**Selected extract**
==================================================

Authorization is the process of verifying a user’s rights to perform specific actions or access certain sections of a system after their identity has already been established (authenticated). Authorization answers the question: “What is this user allowed to do?”

What is Authorization?

Authorization is the access control stage that determines a user’s level of permissions within a system. After successful login (authentication), the system checks which resources, functions, or data are available to that particular user.

Example:
In an online store, a customer can view their orders but cannot change prices—only an administrator has that right. This is authorization.

How Authorization Works

  1. A user undergoes authentication—entering a username/password, code, or logging in via SMS or OAuth.
  2. The system identifies the user.
  3. Authorization determines:
    • Which pages they can open,
    • Which operations they can perform,
    • Which data they can view.

Authorization vs. Authentication

These concepts are often confused, but they serve different functions.

ProcessWhat it does
AuthenticationVerifies who the user is (identity confirmation).
AuthorizationDetermines what they are allowed to do (access level).

Simple Analogy:

  • Authentication is a guard checking your ID.
  • Authorization is the guard allowing you to enter only certain rooms.

Types of Authorization

  • Role-Based (RBAC): Permissions are granted based on roles: admin, user, manager, editor.
  • Discretionary (DAC): Access is determined by the resource owner (e.g., a folder owner decides who can open it).
  • Mandatory (MAC): Used in high-security systems; access depends on security clearance levels.
  • Attribute-Based (ABAC): Permissions are determined by a set of attributes: time, device, location, status.

==================================================

**Information**
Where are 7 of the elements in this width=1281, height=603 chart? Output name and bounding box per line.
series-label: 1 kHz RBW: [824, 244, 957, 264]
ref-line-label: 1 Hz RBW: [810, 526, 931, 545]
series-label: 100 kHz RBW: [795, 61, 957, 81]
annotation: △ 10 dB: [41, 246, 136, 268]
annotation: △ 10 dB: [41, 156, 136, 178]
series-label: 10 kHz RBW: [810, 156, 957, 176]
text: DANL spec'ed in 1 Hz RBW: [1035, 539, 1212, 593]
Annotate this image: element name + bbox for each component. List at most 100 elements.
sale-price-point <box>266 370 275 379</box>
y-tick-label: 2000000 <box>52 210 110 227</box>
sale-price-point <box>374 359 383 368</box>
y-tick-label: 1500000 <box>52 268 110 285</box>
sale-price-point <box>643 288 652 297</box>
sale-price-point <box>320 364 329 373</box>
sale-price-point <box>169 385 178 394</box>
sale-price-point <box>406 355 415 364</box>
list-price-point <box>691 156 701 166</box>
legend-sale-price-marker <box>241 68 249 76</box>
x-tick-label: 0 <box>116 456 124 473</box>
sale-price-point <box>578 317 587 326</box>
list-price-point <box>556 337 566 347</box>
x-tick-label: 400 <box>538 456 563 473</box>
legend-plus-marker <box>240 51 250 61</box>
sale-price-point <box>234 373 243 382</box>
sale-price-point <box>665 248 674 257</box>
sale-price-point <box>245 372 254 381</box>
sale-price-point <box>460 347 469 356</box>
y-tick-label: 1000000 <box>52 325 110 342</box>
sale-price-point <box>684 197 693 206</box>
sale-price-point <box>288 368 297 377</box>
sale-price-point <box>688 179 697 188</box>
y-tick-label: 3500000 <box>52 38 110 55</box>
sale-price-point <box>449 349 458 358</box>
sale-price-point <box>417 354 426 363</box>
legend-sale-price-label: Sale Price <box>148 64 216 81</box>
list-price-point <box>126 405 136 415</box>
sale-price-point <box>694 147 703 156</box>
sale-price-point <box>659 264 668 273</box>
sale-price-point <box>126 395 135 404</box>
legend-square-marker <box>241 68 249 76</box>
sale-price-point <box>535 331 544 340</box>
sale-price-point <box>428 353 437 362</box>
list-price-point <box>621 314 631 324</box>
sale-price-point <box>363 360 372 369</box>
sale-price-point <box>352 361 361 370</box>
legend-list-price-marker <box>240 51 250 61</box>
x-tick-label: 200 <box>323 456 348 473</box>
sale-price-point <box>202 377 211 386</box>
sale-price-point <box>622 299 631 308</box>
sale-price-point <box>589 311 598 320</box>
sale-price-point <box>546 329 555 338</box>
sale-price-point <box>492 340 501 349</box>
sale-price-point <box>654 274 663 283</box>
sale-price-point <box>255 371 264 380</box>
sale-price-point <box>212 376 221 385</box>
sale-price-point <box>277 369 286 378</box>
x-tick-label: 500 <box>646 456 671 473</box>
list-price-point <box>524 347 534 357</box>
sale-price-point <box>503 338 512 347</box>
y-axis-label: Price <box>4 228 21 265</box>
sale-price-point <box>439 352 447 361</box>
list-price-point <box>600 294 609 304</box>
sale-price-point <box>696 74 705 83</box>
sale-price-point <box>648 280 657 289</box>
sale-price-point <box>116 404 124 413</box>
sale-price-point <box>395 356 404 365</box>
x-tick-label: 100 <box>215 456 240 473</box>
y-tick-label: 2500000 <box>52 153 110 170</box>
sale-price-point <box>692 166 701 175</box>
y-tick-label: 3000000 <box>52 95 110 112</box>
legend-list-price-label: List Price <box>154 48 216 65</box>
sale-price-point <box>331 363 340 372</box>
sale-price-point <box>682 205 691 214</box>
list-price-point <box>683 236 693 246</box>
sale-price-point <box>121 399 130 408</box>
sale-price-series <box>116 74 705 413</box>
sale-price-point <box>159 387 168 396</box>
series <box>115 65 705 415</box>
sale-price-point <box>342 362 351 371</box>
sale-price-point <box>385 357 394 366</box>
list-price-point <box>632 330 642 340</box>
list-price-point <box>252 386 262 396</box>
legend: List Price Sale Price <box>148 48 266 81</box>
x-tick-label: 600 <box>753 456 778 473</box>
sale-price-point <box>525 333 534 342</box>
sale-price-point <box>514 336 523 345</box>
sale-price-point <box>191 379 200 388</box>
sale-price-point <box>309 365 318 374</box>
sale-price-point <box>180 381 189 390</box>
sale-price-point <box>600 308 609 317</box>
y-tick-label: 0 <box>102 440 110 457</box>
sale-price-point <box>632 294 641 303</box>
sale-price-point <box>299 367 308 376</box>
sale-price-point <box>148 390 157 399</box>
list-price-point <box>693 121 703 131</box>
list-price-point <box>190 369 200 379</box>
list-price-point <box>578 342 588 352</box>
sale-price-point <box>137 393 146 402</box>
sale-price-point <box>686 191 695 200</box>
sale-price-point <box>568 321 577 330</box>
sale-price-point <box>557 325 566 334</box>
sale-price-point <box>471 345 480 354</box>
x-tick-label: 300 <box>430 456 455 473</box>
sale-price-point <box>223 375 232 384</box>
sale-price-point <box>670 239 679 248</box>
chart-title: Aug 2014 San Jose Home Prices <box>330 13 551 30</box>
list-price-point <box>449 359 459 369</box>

==================================================

Continue the explainer on authorization, picking up right after its entry on Attribute-Based (ABAC) authorization.

Where Authorization is Used

  • Online stores
  • CRM systems
  • Banking applications
  • Corporate portals
  • SaaS services
  • Mobile applications
  • Cloud services
  • Website admin panels

It is used everywhere there is a division of access rights.

Authorization Methods

  • Via roles and groups
  • Via ACL (Access Control Lists)
  • Via tokens (e.g., JWT)
  • Via OAuth/OAuth2 for working with third-party services
  • Via cookies and sessions
  • Via API keys

Why Authorization is Important

  • Data security
  • Protection against unauthorized actions
  • Prevention of user errors
  • Proper distribution of permissions within a team
  • Restriction of dangerous operations

Without authorization, any user could change settings, delete data, or perform prohibited actions.

Real-World Examples of Authorization

  • A CMS administrator can change the website design, while an editor can only publish articles.
  • A CRM manager sees only their own deals, whereas a supervisor sees those of all employees.
  • A customer sees their own orders but cannot access others’ orders.

Conclusion

Authorization is the mechanism that determines which actions and resources are available to a user after their identity is confirmed. It is an essential security element, without which proper system management is impossible.